(TO DO): Gather each line in the entries that includes the string "Tubes".

━━━ RECORDS FOR THE EXERCISE ━━━

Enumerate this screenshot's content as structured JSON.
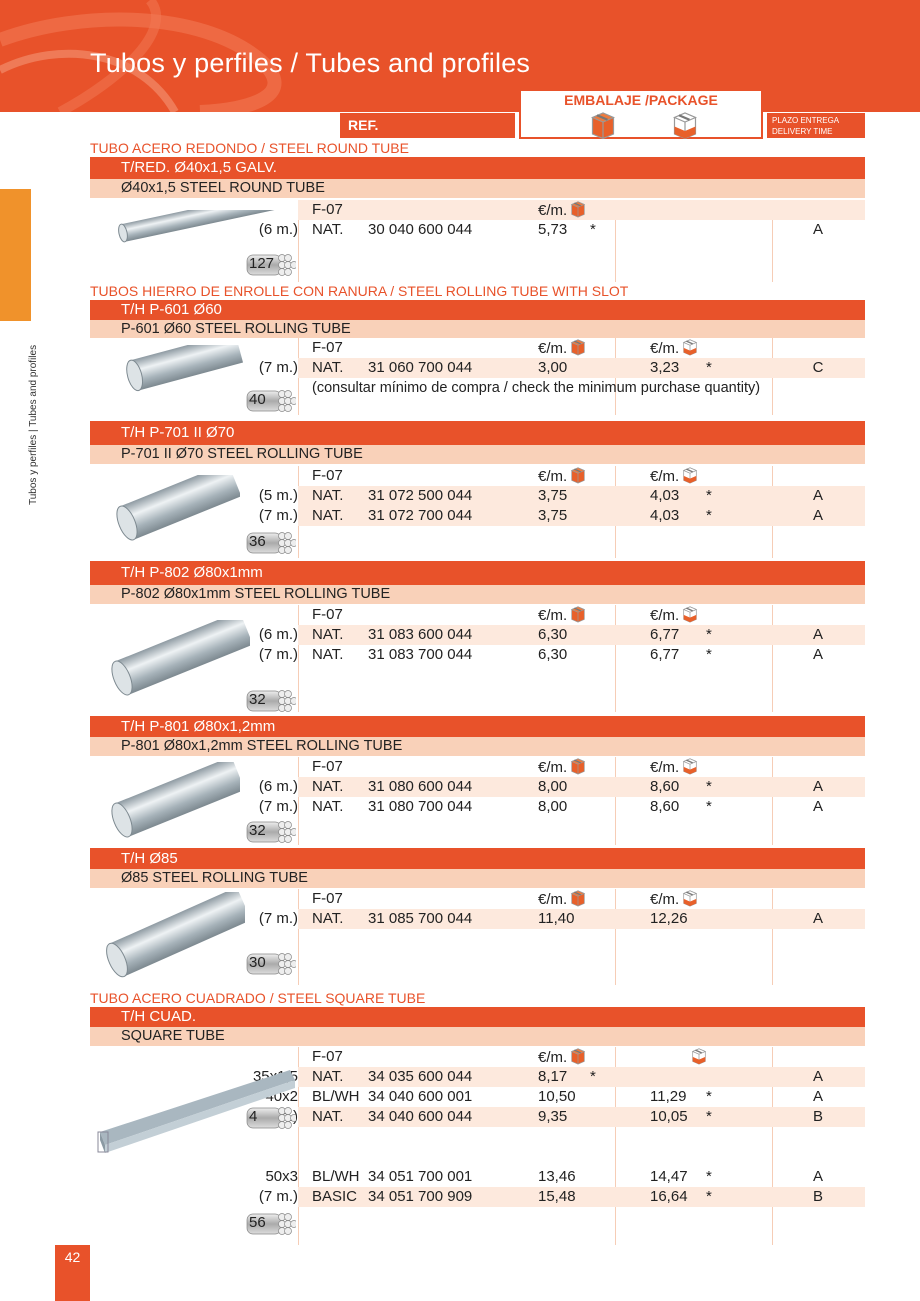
{
  "header": {
    "title": "Tubos y perfiles / Tubes and profiles",
    "ref_label": "REF.",
    "package_label": "EMBALAJE /PACKAGE",
    "delivery_label_1": "PLAZO ENTREGA",
    "delivery_label_2": "DELIVERY TIME"
  },
  "sidebar": {
    "label": "Tubos y perfiles | Tubes and profiles"
  },
  "page_number": "42",
  "colors": {
    "accent": "#e8522a",
    "light": "#f9d1b9",
    "row_shade": "#fde9dd",
    "side_tab": "#f0922b"
  },
  "icons": {
    "package_orange": "box-orange-icon",
    "package_white": "box-white-icon",
    "bundle": "tube-bundle-icon"
  },
  "sections": [
    {
      "category": "TUBO ACERO REDONDO / STEEL ROUND TUBE",
      "title": "T/RED. Ø40x1,5 GALV.",
      "subtitle": "Ø40x1,5 STEEL ROUND TUBE",
      "finish_header": "F-07",
      "price1_header": "€/m.",
      "price2_header": "",
      "bundle": "127",
      "image": "round-tube",
      "rows": [
        {
          "length": "(6 m.)",
          "finish": "NAT.",
          "ref": "30 040 600 044",
          "price1": "5,73",
          "star1": "*",
          "price2": "",
          "star2": "",
          "delivery": "A"
        }
      ]
    },
    {
      "category": "TUBOS HIERRO DE ENROLLE CON RANURA / STEEL ROLLING TUBE WITH SLOT",
      "title": "T/H P-601 Ø60",
      "subtitle": "P-601 Ø60 STEEL ROLLING TUBE",
      "finish_header": "F-07",
      "price1_header": "€/m.",
      "price2_header": "€/m.",
      "bundle": "40",
      "image": "rolling-tube",
      "rows": [
        {
          "length": "(7 m.)",
          "finish": "NAT.",
          "ref": "31 060 700 044",
          "price1": "3,00",
          "star1": "",
          "price2": "3,23",
          "star2": "*",
          "delivery": "C"
        }
      ],
      "note": "(consultar mínimo de compra  / check the minimum purchase quantity)"
    },
    {
      "category": "",
      "title": "T/H P-701 II Ø70",
      "subtitle": "P-701 II Ø70 STEEL ROLLING TUBE",
      "finish_header": "F-07",
      "price1_header": "€/m.",
      "price2_header": "€/m.",
      "bundle": "36",
      "image": "rolling-tube",
      "rows": [
        {
          "length": "(5 m.)",
          "finish": "NAT.",
          "ref": "31 072 500 044",
          "price1": "3,75",
          "star1": "",
          "price2": "4,03",
          "star2": "*",
          "delivery": "A"
        },
        {
          "length": "(7 m.)",
          "finish": "NAT.",
          "ref": "31 072 700 044",
          "price1": "3,75",
          "star1": "",
          "price2": "4,03",
          "star2": "*",
          "delivery": "A"
        }
      ]
    },
    {
      "category": "",
      "title": "T/H P-802 Ø80x1mm",
      "subtitle": "P-802 Ø80x1mm STEEL ROLLING TUBE",
      "finish_header": "F-07",
      "price1_header": "€/m.",
      "price2_header": "€/m.",
      "bundle": "32",
      "image": "rolling-tube",
      "rows": [
        {
          "length": "(6 m.)",
          "finish": "NAT.",
          "ref": "31 083 600 044",
          "price1": "6,30",
          "star1": "",
          "price2": "6,77",
          "star2": "*",
          "delivery": "A"
        },
        {
          "length": "(7 m.)",
          "finish": "NAT.",
          "ref": "31 083 700 044",
          "price1": "6,30",
          "star1": "",
          "price2": "6,77",
          "star2": "*",
          "delivery": "A"
        }
      ]
    },
    {
      "category": "",
      "title": "T/H P-801 Ø80x1,2mm",
      "subtitle": "P-801 Ø80x1,2mm STEEL ROLLING TUBE",
      "finish_header": "F-07",
      "price1_header": "€/m.",
      "price2_header": "€/m.",
      "bundle": "32",
      "image": "rolling-tube",
      "rows": [
        {
          "length": "(6 m.)",
          "finish": "NAT.",
          "ref": "31 080 600 044",
          "price1": "8,00",
          "star1": "",
          "price2": "8,60",
          "star2": "*",
          "delivery": "A"
        },
        {
          "length": "(7 m.)",
          "finish": "NAT.",
          "ref": "31 080 700 044",
          "price1": "8,00",
          "star1": "",
          "price2": "8,60",
          "star2": "*",
          "delivery": "A"
        }
      ]
    },
    {
      "category": "",
      "title": "T/H Ø85",
      "subtitle": "Ø85 STEEL ROLLING TUBE",
      "finish_header": "F-07",
      "price1_header": "€/m.",
      "price2_header": "€/m.",
      "bundle": "30",
      "image": "rolling-tube",
      "rows": [
        {
          "length": "(7 m.)",
          "finish": "NAT.",
          "ref": "31 085 700 044",
          "price1": "11,40",
          "star1": "",
          "price2": "12,26",
          "star2": "",
          "delivery": "A"
        }
      ]
    },
    {
      "category": "TUBO ACERO CUADRADO / STEEL SQUARE TUBE",
      "title": "T/H CUAD.",
      "subtitle": "SQUARE TUBE",
      "finish_header": "F-07",
      "price1_header": "€/m.",
      "price2_header": "",
      "bundle": "4",
      "bundle2": "56",
      "image": "square-tube",
      "rows": [
        {
          "length": "35x1,5",
          "finish": "NAT.",
          "ref": "34 035 600 044",
          "price1": "8,17",
          "star1": "*",
          "price2": "",
          "star2": "",
          "delivery": "A"
        },
        {
          "length": "40x2",
          "finish": "BL/WH",
          "ref": "34 040 600 001",
          "price1": "10,50",
          "star1": "",
          "price2": "11,29",
          "star2": "*",
          "delivery": "A"
        },
        {
          "length": "(6 m.)",
          "finish": "NAT.",
          "ref": "34 040 600 044",
          "price1": "9,35",
          "star1": "",
          "price2": "10,05",
          "star2": "*",
          "delivery": "B"
        },
        {
          "length": "50x3",
          "finish": "BL/WH",
          "ref": "34 051 700 001",
          "price1": "13,46",
          "star1": "",
          "price2": "14,47",
          "star2": "*",
          "delivery": "A"
        },
        {
          "length": "(7 m.)",
          "finish": "BASIC",
          "ref": "34 051 700 909",
          "price1": "15,48",
          "star1": "",
          "price2": "16,64",
          "star2": "*",
          "delivery": "B"
        }
      ]
    }
  ]
}
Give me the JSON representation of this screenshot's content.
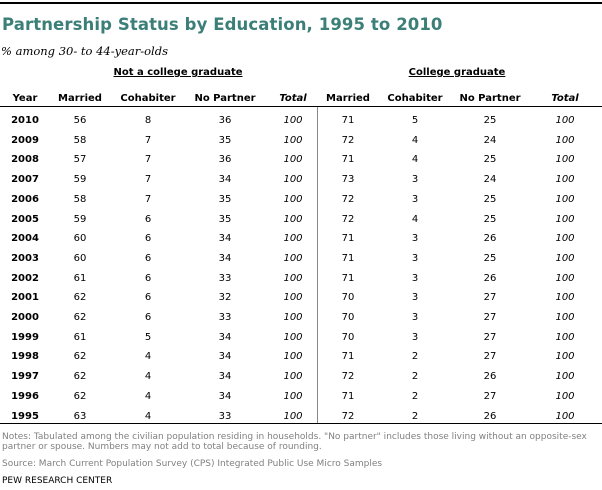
{
  "title": "Partnership Status by Education, 1995 to 2010",
  "subtitle": "% among 30- to 44-year-olds",
  "groups": [
    "Not a college graduate",
    "College graduate"
  ],
  "columns": [
    "Year",
    "Married",
    "Cohabiter",
    "No Partner",
    "Total",
    "Married",
    "Cohabiter",
    "No Partner",
    "Total"
  ],
  "notes": "Notes: Tabulated among the civilian population residing in households. \"No partner\" includes those living without an opposite-sex partner or spouse. Numbers may not add to total because of rounding.",
  "source": "Source: March Current Population Survey (CPS) Integrated Public Use Micro Samples",
  "credit": "PEW RESEARCH CENTER",
  "colors": {
    "title": "#3b7f78",
    "notes": "#808080"
  },
  "chart_data": {
    "type": "table",
    "title": "Partnership Status by Education, 1995 to 2010",
    "subtitle": "% among 30- to 44-year-olds",
    "rows": [
      [
        "2010",
        "56",
        "8",
        "36",
        "100",
        "71",
        "5",
        "25",
        "100"
      ],
      [
        "2009",
        "58",
        "7",
        "35",
        "100",
        "72",
        "4",
        "24",
        "100"
      ],
      [
        "2008",
        "57",
        "7",
        "36",
        "100",
        "71",
        "4",
        "25",
        "100"
      ],
      [
        "2007",
        "59",
        "7",
        "34",
        "100",
        "73",
        "3",
        "24",
        "100"
      ],
      [
        "2006",
        "58",
        "7",
        "35",
        "100",
        "72",
        "3",
        "25",
        "100"
      ],
      [
        "2005",
        "59",
        "6",
        "35",
        "100",
        "72",
        "4",
        "25",
        "100"
      ],
      [
        "2004",
        "60",
        "6",
        "34",
        "100",
        "71",
        "3",
        "26",
        "100"
      ],
      [
        "2003",
        "60",
        "6",
        "34",
        "100",
        "71",
        "3",
        "25",
        "100"
      ],
      [
        "2002",
        "61",
        "6",
        "33",
        "100",
        "71",
        "3",
        "26",
        "100"
      ],
      [
        "2001",
        "62",
        "6",
        "32",
        "100",
        "70",
        "3",
        "27",
        "100"
      ],
      [
        "2000",
        "62",
        "6",
        "33",
        "100",
        "70",
        "3",
        "27",
        "100"
      ],
      [
        "1999",
        "61",
        "5",
        "34",
        "100",
        "70",
        "3",
        "27",
        "100"
      ],
      [
        "1998",
        "62",
        "4",
        "34",
        "100",
        "71",
        "2",
        "27",
        "100"
      ],
      [
        "1997",
        "62",
        "4",
        "34",
        "100",
        "72",
        "2",
        "26",
        "100"
      ],
      [
        "1996",
        "62",
        "4",
        "34",
        "100",
        "71",
        "2",
        "27",
        "100"
      ],
      [
        "1995",
        "63",
        "4",
        "33",
        "100",
        "72",
        "2",
        "26",
        "100"
      ]
    ]
  }
}
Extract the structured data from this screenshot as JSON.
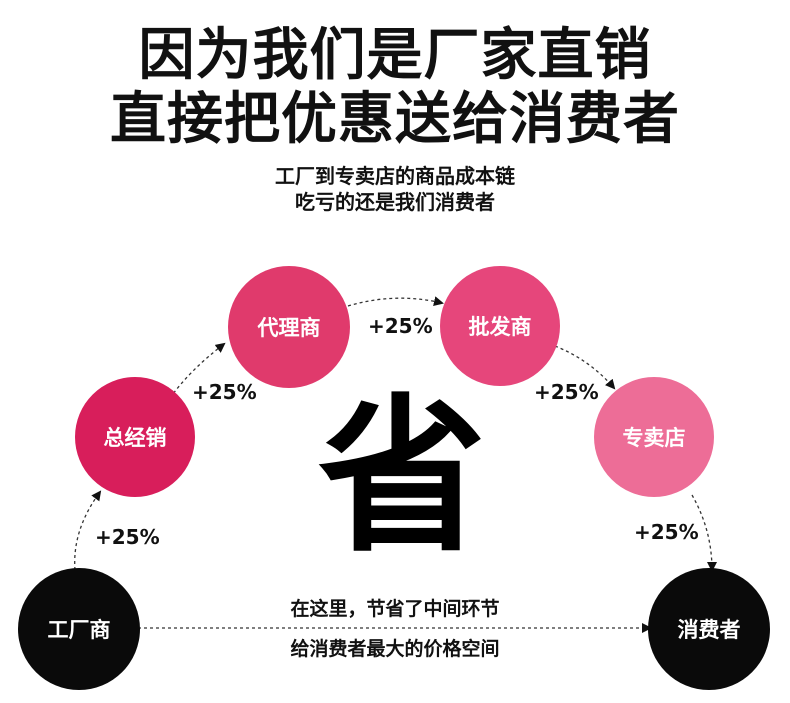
{
  "headline": {
    "line1": "因为我们是厂家直销",
    "line2": "直接把优惠送给消费者"
  },
  "subheadline": {
    "line1": "工厂到专卖店的商品成本链",
    "line2": "吃亏的还是我们消费者"
  },
  "nodes": {
    "factory": "工厂商",
    "distributor": "总经销",
    "agent": "代理商",
    "wholesaler": "批发商",
    "store": "专卖店",
    "consumer": "消费者"
  },
  "markups": {
    "factory_to_distributor": "+25%",
    "distributor_to_agent": "+25%",
    "agent_to_wholesaler": "+25%",
    "wholesaler_to_store": "+25%",
    "store_to_consumer": "+25%"
  },
  "center_char": "省",
  "bottom_note": {
    "line1": "在这里，节省了中间环节",
    "line2": "给消费者最大的价格空间"
  },
  "colors": {
    "factory": "#0a0a0a",
    "distributor": "#d81e5b",
    "agent": "#e03a6c",
    "wholesaler": "#e6467b",
    "store": "#ed6d97",
    "consumer": "#0a0a0a"
  }
}
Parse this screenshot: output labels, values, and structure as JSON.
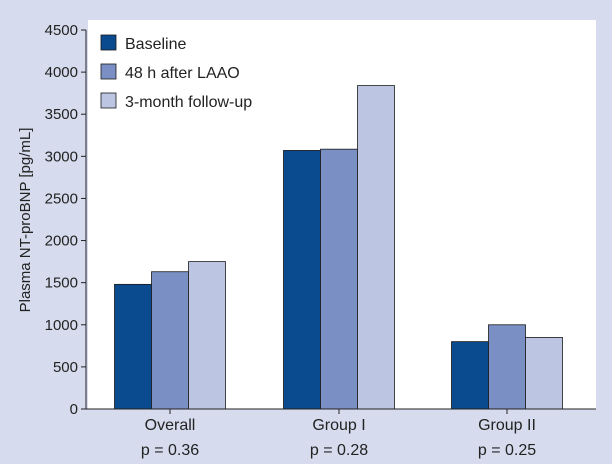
{
  "chart_data": {
    "type": "bar",
    "title": "",
    "xlabel": "",
    "ylabel": "Plasma NT-proBNP [pg/mL]",
    "ylim": [
      0,
      4500
    ],
    "yticks": [
      0,
      500,
      1000,
      1500,
      2000,
      2500,
      3000,
      3500,
      4000,
      4500
    ],
    "grid": false,
    "legend_position": "top-left",
    "categories": [
      "Overall",
      "Group I",
      "Group II"
    ],
    "category_sublabels": [
      "p = 0.36",
      "p = 0.28",
      "p = 0.25"
    ],
    "series": [
      {
        "name": "Baseline",
        "color": "#0a4a8e",
        "values": [
          1480,
          3070,
          800
        ]
      },
      {
        "name": "48 h after LAAO",
        "color": "#7a8fc4",
        "values": [
          1630,
          3085,
          1000
        ]
      },
      {
        "name": "3-month follow-up",
        "color": "#bcc5e2",
        "values": [
          1750,
          3840,
          850
        ]
      }
    ],
    "colors": {
      "background": "#d6dced",
      "plot_background": "#ffffff",
      "axis": "#222222"
    }
  }
}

━━━

(ANSWER IN FULL):
    "title": "Tubos y perfiles / Tubes and profiles",
    "label": "Tubos y perfiles | Tubes and profiles"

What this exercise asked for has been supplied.